Count every line that includes the string "title" in the entries that follow. Nothing besides the number is needed.

[Figure record extracts]
--- BEGIN ---
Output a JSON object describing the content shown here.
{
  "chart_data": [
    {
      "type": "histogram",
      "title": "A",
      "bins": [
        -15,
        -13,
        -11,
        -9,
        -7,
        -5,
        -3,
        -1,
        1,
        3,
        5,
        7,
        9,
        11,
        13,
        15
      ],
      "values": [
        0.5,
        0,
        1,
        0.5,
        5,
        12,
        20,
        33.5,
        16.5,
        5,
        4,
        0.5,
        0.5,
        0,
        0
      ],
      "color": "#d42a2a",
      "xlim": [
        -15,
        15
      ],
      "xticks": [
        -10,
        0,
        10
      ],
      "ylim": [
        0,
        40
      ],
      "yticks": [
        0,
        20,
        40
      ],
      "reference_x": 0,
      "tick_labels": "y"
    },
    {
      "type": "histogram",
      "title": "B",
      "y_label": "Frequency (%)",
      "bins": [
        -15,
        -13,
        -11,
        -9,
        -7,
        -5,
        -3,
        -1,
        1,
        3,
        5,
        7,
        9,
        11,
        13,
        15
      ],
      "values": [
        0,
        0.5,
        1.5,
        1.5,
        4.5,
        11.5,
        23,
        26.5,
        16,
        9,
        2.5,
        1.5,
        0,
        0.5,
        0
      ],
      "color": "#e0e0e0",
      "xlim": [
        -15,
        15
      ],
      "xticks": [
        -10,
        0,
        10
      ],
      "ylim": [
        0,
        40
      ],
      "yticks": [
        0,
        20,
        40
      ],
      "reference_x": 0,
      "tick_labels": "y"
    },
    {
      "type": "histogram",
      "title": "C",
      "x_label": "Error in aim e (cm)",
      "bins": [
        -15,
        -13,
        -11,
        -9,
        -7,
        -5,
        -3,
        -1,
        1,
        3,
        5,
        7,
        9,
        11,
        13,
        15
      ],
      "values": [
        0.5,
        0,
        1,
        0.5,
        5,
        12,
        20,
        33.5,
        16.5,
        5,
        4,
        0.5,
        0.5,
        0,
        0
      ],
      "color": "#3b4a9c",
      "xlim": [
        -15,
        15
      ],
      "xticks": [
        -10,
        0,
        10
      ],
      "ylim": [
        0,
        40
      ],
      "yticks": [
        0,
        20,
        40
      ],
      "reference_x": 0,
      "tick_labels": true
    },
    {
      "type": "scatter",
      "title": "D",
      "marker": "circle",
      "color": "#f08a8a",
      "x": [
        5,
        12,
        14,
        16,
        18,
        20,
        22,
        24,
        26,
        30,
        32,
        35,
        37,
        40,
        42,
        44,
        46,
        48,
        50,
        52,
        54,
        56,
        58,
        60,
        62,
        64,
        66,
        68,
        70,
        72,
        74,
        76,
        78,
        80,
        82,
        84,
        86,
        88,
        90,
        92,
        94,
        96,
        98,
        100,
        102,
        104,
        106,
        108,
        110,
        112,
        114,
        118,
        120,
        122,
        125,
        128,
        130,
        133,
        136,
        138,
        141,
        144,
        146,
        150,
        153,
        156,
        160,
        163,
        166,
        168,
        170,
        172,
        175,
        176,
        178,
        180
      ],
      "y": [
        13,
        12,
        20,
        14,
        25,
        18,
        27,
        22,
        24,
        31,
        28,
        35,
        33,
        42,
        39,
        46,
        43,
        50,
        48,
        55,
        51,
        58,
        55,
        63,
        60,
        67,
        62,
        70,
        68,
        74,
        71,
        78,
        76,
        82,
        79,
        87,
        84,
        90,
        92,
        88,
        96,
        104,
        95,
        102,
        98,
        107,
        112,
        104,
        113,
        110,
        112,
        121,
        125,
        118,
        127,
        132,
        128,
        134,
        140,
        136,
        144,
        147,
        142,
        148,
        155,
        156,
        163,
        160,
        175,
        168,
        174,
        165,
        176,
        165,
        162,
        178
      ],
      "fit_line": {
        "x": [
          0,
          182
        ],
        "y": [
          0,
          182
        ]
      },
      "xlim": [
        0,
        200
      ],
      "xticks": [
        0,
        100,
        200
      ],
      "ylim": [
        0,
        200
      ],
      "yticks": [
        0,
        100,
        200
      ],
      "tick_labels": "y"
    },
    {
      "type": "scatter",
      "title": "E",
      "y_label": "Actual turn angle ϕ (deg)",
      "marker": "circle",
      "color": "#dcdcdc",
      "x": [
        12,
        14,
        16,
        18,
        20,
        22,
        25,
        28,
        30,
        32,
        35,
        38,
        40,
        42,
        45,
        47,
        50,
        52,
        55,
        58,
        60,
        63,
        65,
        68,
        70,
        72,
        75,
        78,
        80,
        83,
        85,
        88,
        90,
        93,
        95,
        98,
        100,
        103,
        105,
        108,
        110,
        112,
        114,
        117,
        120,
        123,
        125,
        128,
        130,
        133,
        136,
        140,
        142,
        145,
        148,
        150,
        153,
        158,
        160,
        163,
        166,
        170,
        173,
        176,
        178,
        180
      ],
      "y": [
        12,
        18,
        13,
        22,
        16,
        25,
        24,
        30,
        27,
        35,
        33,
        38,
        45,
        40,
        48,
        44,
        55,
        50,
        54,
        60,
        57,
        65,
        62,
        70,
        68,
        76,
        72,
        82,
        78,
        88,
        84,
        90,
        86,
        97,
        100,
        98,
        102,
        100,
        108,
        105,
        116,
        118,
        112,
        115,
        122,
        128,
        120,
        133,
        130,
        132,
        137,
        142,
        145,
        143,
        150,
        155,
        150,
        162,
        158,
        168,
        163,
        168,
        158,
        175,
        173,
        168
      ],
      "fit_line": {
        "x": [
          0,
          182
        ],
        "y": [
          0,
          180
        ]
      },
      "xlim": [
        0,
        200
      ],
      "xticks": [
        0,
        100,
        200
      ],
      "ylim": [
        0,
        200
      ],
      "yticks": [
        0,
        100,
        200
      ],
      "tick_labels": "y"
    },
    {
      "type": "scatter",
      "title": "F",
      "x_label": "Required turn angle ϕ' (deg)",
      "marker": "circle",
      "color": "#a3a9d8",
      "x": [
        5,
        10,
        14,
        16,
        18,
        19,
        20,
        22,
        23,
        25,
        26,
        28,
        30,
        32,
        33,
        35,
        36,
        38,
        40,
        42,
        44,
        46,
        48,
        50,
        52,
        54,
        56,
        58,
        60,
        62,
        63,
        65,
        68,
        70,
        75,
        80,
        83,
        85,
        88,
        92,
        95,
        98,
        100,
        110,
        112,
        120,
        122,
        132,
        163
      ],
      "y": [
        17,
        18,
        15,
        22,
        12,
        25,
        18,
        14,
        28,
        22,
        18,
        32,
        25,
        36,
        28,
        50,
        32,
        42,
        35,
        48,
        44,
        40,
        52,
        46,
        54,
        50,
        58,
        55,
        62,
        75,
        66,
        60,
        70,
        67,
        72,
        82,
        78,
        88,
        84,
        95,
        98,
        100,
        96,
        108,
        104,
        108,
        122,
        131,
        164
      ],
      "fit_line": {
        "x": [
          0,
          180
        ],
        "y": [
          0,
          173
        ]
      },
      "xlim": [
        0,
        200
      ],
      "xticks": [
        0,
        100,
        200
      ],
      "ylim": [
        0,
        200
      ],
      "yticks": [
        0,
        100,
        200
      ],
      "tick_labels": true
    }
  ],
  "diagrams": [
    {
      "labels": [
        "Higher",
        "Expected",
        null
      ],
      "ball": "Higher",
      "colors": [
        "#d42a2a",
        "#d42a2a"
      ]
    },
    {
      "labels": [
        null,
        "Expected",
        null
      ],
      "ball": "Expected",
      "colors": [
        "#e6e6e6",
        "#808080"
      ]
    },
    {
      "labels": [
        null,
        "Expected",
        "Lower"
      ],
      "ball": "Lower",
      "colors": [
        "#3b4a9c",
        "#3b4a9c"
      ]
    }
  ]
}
--- END ---
--- BEGIN ---
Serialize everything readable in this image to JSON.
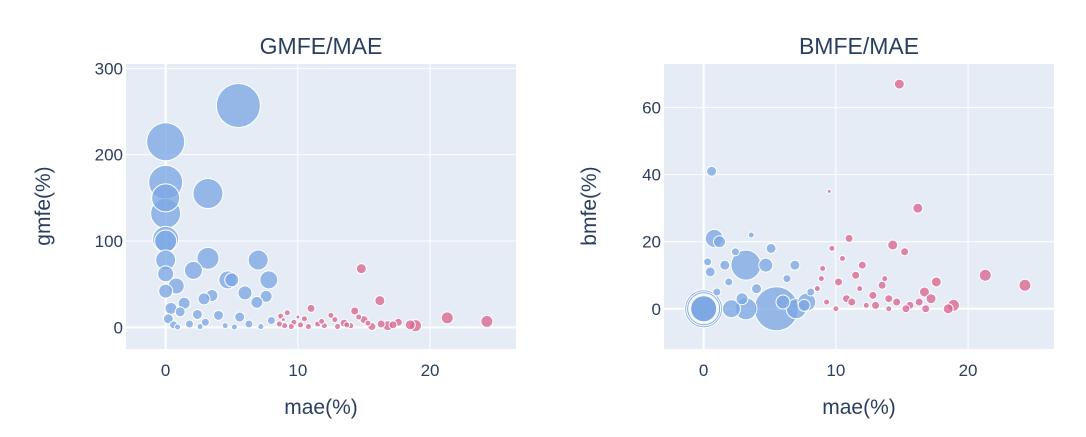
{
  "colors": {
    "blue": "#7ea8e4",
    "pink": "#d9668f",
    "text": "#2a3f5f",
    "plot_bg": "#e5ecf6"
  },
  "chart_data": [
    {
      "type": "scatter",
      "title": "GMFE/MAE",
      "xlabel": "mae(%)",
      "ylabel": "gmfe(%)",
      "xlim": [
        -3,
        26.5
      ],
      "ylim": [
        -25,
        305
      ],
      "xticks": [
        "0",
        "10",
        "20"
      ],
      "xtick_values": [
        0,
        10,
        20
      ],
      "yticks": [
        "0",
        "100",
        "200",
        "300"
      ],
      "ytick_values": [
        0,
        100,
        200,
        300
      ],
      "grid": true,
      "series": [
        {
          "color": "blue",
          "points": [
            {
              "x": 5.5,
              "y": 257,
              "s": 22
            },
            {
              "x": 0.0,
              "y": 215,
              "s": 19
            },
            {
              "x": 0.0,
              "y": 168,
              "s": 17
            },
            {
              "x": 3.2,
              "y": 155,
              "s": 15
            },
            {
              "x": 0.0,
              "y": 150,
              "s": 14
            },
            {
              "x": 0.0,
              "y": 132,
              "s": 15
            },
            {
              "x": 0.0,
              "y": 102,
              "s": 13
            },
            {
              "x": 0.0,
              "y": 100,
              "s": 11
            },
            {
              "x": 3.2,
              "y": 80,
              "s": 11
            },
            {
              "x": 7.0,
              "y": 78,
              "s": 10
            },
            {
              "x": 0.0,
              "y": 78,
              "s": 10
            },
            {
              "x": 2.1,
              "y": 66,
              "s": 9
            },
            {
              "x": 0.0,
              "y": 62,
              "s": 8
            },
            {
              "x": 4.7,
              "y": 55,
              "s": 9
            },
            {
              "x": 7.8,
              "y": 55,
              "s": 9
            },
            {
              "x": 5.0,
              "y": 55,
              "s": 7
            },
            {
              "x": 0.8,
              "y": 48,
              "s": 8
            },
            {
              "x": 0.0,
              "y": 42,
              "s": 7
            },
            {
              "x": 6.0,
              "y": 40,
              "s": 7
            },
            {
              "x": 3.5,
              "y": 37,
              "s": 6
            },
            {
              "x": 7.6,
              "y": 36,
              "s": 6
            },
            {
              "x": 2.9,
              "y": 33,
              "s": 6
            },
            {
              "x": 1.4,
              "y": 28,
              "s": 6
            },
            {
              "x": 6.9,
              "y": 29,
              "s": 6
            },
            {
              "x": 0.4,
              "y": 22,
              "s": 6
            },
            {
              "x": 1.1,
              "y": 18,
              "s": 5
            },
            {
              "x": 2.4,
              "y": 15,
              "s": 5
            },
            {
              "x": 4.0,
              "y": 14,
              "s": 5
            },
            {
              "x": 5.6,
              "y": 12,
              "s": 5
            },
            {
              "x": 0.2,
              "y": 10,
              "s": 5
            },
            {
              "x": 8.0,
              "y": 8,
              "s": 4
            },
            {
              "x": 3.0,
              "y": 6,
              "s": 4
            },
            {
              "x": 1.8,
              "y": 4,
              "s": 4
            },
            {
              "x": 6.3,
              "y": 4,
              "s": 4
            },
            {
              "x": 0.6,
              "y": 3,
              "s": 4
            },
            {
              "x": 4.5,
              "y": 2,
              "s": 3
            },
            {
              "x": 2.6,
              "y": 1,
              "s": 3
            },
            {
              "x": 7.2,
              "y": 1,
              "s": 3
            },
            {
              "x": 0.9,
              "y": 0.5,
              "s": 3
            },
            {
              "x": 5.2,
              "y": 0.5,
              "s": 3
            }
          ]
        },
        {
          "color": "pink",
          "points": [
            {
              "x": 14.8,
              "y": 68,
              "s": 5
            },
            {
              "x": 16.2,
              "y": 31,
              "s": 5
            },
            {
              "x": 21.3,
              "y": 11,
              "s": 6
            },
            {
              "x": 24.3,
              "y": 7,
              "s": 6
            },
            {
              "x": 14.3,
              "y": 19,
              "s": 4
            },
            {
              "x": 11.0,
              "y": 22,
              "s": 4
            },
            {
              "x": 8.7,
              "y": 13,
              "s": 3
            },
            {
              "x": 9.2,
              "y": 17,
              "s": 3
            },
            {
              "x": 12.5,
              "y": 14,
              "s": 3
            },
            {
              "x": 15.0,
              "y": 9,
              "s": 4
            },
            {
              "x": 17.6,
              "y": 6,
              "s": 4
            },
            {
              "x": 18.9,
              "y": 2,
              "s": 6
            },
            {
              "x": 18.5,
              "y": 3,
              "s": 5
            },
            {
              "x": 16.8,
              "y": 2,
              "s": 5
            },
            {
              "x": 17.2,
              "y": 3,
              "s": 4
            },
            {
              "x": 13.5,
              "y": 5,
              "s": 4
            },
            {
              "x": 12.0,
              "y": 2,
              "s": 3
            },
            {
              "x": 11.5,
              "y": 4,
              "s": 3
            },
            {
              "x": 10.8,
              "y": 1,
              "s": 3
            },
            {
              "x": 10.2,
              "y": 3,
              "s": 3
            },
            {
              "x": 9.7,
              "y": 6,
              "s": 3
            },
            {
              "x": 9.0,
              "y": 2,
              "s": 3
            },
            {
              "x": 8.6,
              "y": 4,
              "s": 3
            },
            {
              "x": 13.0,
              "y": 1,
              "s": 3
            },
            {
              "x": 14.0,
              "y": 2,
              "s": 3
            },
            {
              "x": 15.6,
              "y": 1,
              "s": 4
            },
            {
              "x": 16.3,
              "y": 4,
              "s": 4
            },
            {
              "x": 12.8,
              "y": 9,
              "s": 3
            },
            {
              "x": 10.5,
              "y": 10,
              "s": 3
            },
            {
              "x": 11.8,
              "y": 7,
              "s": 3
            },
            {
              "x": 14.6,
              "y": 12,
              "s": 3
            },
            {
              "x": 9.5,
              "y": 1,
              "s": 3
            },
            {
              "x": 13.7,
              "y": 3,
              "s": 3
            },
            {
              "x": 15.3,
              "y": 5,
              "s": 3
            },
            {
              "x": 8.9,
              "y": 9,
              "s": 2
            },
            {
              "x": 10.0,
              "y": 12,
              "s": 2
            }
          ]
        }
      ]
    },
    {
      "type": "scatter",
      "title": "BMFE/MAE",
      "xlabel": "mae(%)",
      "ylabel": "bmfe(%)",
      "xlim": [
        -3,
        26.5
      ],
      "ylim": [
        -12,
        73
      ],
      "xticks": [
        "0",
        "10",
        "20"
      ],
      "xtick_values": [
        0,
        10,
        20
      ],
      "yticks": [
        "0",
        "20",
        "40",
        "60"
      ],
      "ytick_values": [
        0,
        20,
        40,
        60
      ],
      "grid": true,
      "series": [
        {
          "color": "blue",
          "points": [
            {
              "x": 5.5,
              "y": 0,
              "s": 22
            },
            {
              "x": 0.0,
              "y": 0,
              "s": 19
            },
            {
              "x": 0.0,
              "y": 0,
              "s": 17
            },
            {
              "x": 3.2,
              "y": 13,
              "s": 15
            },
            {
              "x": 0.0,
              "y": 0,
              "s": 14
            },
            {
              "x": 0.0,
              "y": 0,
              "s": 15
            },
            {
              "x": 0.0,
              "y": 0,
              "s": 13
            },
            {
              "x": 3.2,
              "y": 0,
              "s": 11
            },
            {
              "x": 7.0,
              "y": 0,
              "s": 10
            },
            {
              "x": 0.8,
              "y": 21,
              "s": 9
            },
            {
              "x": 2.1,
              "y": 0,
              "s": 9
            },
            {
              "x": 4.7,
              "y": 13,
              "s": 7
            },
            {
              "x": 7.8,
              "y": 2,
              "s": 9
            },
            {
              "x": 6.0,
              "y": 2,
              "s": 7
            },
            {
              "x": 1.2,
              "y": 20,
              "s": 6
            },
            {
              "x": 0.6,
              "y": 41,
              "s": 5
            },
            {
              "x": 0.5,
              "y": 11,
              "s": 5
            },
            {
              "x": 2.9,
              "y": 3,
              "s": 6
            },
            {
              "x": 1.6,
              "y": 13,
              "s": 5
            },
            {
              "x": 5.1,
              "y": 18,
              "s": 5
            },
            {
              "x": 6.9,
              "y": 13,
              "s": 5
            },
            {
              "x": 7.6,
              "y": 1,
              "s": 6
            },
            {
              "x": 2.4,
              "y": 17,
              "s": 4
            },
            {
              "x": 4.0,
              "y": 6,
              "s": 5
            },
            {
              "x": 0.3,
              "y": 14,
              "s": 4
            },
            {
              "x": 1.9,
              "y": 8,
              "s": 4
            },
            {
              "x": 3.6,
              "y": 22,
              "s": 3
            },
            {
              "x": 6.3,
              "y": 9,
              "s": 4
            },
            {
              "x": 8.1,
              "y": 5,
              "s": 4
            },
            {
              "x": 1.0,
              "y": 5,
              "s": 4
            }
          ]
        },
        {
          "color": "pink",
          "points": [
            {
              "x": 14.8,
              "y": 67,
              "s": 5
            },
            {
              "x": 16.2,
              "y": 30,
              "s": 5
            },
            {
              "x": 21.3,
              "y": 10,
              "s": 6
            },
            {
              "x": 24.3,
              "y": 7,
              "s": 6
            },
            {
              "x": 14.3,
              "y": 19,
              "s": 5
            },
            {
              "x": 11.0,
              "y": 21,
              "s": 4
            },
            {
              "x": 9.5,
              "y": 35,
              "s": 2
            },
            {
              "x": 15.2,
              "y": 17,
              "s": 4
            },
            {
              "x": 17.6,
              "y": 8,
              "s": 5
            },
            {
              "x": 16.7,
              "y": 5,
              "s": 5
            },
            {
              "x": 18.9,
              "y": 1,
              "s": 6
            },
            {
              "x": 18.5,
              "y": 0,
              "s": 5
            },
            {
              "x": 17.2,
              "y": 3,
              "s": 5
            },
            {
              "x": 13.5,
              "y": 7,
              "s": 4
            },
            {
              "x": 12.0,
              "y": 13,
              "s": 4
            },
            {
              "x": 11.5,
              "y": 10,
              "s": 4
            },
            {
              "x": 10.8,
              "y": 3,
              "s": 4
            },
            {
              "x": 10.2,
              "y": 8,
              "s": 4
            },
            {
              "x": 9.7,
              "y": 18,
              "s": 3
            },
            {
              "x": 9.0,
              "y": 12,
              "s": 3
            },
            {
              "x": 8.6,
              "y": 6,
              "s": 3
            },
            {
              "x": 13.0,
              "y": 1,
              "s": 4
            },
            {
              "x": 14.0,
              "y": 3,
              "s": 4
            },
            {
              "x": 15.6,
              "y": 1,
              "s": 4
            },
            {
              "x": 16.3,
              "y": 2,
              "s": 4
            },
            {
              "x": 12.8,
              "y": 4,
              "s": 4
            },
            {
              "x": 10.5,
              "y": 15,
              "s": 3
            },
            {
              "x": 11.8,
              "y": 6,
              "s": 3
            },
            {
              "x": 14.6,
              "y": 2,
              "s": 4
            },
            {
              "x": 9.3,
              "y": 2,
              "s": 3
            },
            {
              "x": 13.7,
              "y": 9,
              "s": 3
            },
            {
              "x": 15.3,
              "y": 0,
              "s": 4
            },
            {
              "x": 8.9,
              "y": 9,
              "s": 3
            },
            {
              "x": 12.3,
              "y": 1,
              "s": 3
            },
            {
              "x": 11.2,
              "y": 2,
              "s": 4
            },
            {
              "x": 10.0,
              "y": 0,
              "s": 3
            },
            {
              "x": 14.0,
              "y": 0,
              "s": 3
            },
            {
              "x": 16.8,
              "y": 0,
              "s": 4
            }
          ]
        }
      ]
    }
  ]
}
--- END ---
--- BEGIN ---
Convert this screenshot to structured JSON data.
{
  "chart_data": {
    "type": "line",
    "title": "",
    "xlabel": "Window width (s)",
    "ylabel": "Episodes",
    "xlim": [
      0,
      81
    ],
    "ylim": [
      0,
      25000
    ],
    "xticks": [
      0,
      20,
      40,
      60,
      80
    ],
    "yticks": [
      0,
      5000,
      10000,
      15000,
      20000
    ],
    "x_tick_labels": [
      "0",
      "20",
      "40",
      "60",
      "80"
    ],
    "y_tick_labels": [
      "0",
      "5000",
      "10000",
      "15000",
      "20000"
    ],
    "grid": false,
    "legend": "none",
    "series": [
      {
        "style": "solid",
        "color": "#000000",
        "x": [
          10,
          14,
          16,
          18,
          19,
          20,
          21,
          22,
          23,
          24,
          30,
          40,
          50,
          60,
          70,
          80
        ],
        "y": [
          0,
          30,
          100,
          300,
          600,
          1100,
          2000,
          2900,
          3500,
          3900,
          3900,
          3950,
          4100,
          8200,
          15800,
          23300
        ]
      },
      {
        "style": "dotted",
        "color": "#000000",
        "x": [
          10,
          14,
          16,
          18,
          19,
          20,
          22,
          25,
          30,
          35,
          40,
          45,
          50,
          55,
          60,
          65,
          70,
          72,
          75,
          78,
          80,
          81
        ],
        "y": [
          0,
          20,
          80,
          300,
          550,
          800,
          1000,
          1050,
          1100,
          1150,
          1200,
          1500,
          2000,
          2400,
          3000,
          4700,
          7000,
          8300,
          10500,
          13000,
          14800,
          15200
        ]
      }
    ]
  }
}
--- END ---
**Task solution:**
9